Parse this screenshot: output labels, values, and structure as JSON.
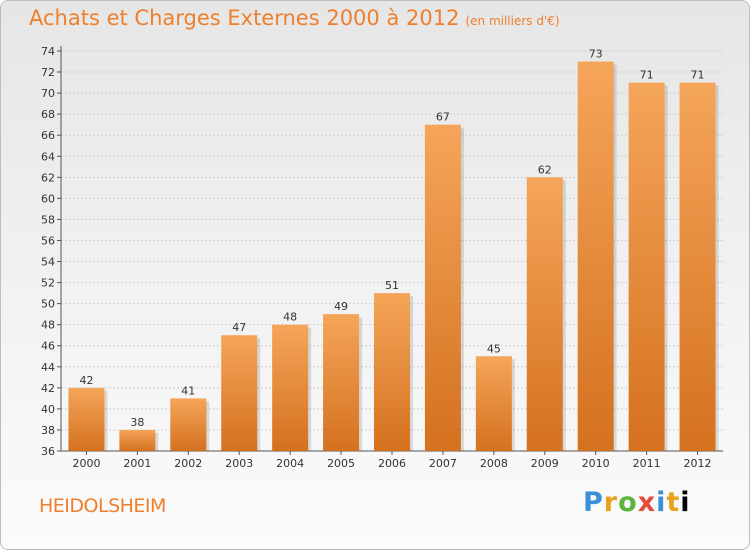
{
  "header": {
    "title": "Achats et Charges Externes 2000 à 2012",
    "subtitle": "(en milliers d'€)"
  },
  "footer": {
    "city": "HEIDOLSHEIM",
    "logo_letters": [
      "P",
      "r",
      "o",
      "x",
      "i",
      "t",
      "i"
    ]
  },
  "colors": {
    "title": "#ee7f2d",
    "bar_top": "#f5a55a",
    "bar_bottom": "#d4711f",
    "grid": "#cfcfcf"
  },
  "chart_data": {
    "type": "bar",
    "title": "Achats et Charges Externes 2000 à 2012",
    "subtitle": "(en milliers d'€)",
    "categories": [
      "2000",
      "2001",
      "2002",
      "2003",
      "2004",
      "2005",
      "2006",
      "2007",
      "2008",
      "2009",
      "2010",
      "2011",
      "2012"
    ],
    "values": [
      42,
      38,
      41,
      47,
      48,
      49,
      51,
      67,
      45,
      62,
      73,
      71,
      71
    ],
    "xlabel": "",
    "ylabel": "",
    "ylim": [
      36,
      74
    ],
    "yticks": [
      36,
      38,
      40,
      42,
      44,
      46,
      48,
      50,
      52,
      54,
      56,
      58,
      60,
      62,
      64,
      66,
      68,
      70,
      72,
      74
    ],
    "grid": true,
    "data_labels": true
  }
}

• THE EXERCISE:
Report all lines of the material that contain the word "subtitle".

• RESPONSE TO THE TASK:
    "subtitle": "(en milliers d'€)"
    "subtitle": "(en milliers d'€)",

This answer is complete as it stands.